- [What the task asks] Copy every entry precisely.

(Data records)
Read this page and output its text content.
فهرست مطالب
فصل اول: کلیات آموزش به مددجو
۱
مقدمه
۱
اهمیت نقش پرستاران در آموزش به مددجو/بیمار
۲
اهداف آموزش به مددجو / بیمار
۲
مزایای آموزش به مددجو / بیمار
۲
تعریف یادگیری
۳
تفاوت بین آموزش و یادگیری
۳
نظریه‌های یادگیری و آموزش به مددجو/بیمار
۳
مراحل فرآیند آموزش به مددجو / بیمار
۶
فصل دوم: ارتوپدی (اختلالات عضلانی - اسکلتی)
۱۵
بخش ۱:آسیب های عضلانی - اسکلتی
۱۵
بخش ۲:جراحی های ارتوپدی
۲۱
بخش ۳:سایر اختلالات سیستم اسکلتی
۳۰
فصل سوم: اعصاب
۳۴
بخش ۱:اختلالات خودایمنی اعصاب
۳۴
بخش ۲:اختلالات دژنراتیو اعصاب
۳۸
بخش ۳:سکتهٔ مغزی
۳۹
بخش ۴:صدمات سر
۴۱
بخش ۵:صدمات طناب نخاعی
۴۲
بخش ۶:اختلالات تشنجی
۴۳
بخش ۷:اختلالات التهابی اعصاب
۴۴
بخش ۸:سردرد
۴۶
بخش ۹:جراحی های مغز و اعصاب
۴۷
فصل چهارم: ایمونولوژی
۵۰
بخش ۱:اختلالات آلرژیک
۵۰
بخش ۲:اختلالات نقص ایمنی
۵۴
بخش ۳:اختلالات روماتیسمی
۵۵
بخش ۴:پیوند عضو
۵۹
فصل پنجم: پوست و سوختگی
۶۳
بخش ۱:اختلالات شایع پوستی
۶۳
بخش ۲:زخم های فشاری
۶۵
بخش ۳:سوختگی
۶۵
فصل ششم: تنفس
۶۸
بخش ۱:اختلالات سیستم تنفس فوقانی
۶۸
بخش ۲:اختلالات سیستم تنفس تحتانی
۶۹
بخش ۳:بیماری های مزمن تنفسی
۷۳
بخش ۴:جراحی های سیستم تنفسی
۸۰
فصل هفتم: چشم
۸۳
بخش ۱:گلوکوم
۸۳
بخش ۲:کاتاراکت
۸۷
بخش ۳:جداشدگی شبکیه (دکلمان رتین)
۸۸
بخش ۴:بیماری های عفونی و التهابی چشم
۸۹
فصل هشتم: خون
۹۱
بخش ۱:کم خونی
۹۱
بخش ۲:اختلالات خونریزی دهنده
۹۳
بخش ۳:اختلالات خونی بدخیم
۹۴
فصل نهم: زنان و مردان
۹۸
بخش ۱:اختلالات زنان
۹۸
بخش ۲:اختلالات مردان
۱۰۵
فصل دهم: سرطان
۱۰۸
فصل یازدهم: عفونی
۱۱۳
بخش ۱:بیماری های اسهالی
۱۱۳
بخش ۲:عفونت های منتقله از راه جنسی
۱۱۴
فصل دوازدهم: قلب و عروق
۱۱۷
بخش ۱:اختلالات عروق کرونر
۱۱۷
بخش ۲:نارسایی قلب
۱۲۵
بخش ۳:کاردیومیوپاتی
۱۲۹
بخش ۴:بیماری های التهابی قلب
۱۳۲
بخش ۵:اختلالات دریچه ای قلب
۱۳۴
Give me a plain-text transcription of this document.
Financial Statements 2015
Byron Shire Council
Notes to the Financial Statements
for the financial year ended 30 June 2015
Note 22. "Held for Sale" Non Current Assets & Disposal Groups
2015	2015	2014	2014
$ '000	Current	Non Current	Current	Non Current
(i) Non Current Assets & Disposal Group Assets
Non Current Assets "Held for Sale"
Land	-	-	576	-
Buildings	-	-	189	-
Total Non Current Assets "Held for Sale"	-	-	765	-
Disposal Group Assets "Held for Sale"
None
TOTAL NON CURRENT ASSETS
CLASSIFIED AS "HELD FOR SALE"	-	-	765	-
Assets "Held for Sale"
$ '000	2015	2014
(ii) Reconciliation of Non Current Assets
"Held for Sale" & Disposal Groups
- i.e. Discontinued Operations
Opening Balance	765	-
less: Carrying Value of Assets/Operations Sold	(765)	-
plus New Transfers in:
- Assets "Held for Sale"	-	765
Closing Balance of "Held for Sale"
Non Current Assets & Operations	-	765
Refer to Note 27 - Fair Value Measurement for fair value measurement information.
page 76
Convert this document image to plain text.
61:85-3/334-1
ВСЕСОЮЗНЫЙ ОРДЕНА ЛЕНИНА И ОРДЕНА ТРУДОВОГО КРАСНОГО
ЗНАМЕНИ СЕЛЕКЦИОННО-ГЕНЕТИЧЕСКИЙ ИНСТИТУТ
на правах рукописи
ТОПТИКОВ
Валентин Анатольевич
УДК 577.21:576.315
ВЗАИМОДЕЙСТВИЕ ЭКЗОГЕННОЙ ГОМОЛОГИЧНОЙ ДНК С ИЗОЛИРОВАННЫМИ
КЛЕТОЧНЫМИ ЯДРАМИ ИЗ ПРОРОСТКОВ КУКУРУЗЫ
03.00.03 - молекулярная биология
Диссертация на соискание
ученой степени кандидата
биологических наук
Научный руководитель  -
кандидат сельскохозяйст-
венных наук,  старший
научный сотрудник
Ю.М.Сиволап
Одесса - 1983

- [Response to this task]
Read this page and output its text content.
فهرست مطالب
فصل اول: کلیات آموزش به مددجو
۱
مقدمه
۱
اهمیت نقش پرستاران در آموزش به مددجو/بیمار
۲
اهداف آموزش به مددجو / بیمار
۲
مزایای آموزش به مددجو / بیمار
۲
تعریف یادگیری
۳
تفاوت بین آموزش و یادگیری
۳
نظریه‌های یادگیری و آموزش به مددجو/بیمار
۳
مراحل فرآیند آموزش به مددجو / بیمار
۶
فصل دوم: ارتوپدی (اختلالات عضلانی - اسکلتی)
۱۵
بخش ۱:آسیب های عضلانی - اسکلتی
۱۵
بخش ۲:جراحی های ارتوپدی
۲۱
بخش ۳:سایر اختلالات سیستم اسکلتی
۳۰
فصل سوم: اعصاب
۳۴
بخش ۱:اختلالات خودایمنی اعصاب
۳۴
بخش ۲:اختلالات دژنراتیو اعصاب
۳۸
بخش ۳:سکتهٔ مغزی
۳۹
بخش ۴:صدمات سر
۴۱
بخش ۵:صدمات طناب نخاعی
۴۲
بخش ۶:اختلالات تشنجی
۴۳
بخش ۷:اختلالات التهابی اعصاب
۴۴
بخش ۸:سردرد
۴۶
بخش ۹:جراحی های مغز و اعصاب
۴۷
فصل چهارم: ایمونولوژی
۵۰
بخش ۱:اختلالات آلرژیک
۵۰
بخش ۲:اختلالات نقص ایمنی
۵۴
بخش ۳:اختلالات روماتیسمی
۵۵
بخش ۴:پیوند عضو
۵۹
فصل پنجم: پوست و سوختگی
۶۳
بخش ۱:اختلالات شایع پوستی
۶۳
بخش ۲:زخم های فشاری
۶۵
بخش ۳:سوختگی
۶۵
فصل ششم: تنفس
۶۸
بخش ۱:اختلالات سیستم تنفس فوقانی
۶۸
بخش ۲:اختلالات سیستم تنفس تحتانی
۶۹
بخش ۳:بیماری های مزمن تنفسی
۷۳
بخش ۴:جراحی های سیستم تنفسی
۸۰
فصل هفتم: چشم
۸۳
بخش ۱:گلوکوم
۸۳
بخش ۲:کاتاراکت
۸۷
بخش ۳:جداشدگی شبکیه (دکلمان رتین)
۸۸
بخش ۴:بیماری های عفونی و التهابی چشم
۸۹
فصل هشتم: خون
۹۱
بخش ۱:کم خونی
۹۱
بخش ۲:اختلالات خونریزی دهنده
۹۳
بخش ۳:اختلالات خونی بدخیم
۹۴
فصل نهم: زنان و مردان
۹۸
بخش ۱:اختلالات زنان
۹۸
بخش ۲:اختلالات مردان
۱۰۵
فصل دهم: سرطان
۱۰۸
فصل یازدهم: عفونی
۱۱۳
بخش ۱:بیماری های اسهالی
۱۱۳
بخش ۲:عفونت های منتقله از راه جنسی
۱۱۴
فصل دوازدهم: قلب و عروق
۱۱۷
بخش ۱:اختلالات عروق کرونر
۱۱۷
بخش ۲:نارسایی قلب
۱۲۵
بخش ۳:کاردیومیوپاتی
۱۲۹
بخش ۴:بیماری های التهابی قلب
۱۳۲
بخش ۵:اختلالات دریچه ای قلب
۱۳۴
Give me a plain-text transcription of this document.
Financial Statements 2015
Byron Shire Council
Notes to the Financial Statements
for the financial year ended 30 June 2015
Note 22. "Held for Sale" Non Current Assets & Disposal Groups
2015	2015	2014	2014
$ '000	Current	Non Current	Current	Non Current
(i) Non Current Assets & Disposal Group Assets
Non Current Assets "Held for Sale"
Land	-	-	576	-
Buildings	-	-	189	-
Total Non Current Assets "Held for Sale"	-	-	765	-
Disposal Group Assets "Held for Sale"
None
TOTAL NON CURRENT ASSETS
CLASSIFIED AS "HELD FOR SALE"	-	-	765	-
Assets "Held for Sale"
$ '000	2015	2014
(ii) Reconciliation of Non Current Assets
"Held for Sale" & Disposal Groups
- i.e. Discontinued Operations
Opening Balance	765	-
less: Carrying Value of Assets/Operations Sold	(765)	-
plus New Transfers in:
- Assets "Held for Sale"	-	765
Closing Balance of "Held for Sale"
Non Current Assets & Operations	-	765
Refer to Note 27 - Fair Value Measurement for fair value measurement information.
page 76
Convert this document image to plain text.
61:85-3/334-1
ВСЕСОЮЗНЫЙ ОРДЕНА ЛЕНИНА И ОРДЕНА ТРУДОВОГО КРАСНОГО
ЗНАМЕНИ СЕЛЕКЦИОННО-ГЕНЕТИЧЕСКИЙ ИНСТИТУТ
на правах рукописи
ТОПТИКОВ
Валентин Анатольевич
УДК 577.21:576.315
ВЗАИМОДЕЙСТВИЕ ЭКЗОГЕННОЙ ГОМОЛОГИЧНОЙ ДНК С ИЗОЛИРОВАННЫМИ
КЛЕТОЧНЫМИ ЯДРАМИ ИЗ ПРОРОСТКОВ КУКУРУЗЫ
03.00.03 - молекулярная биология
Диссертация на соискание
ученой степени кандидата
биологических наук
Научный руководитель  -
кандидат сельскохозяйст-
венных наук,  старший
научный сотрудник
Ю.М.Сиволап
Одесса - 1983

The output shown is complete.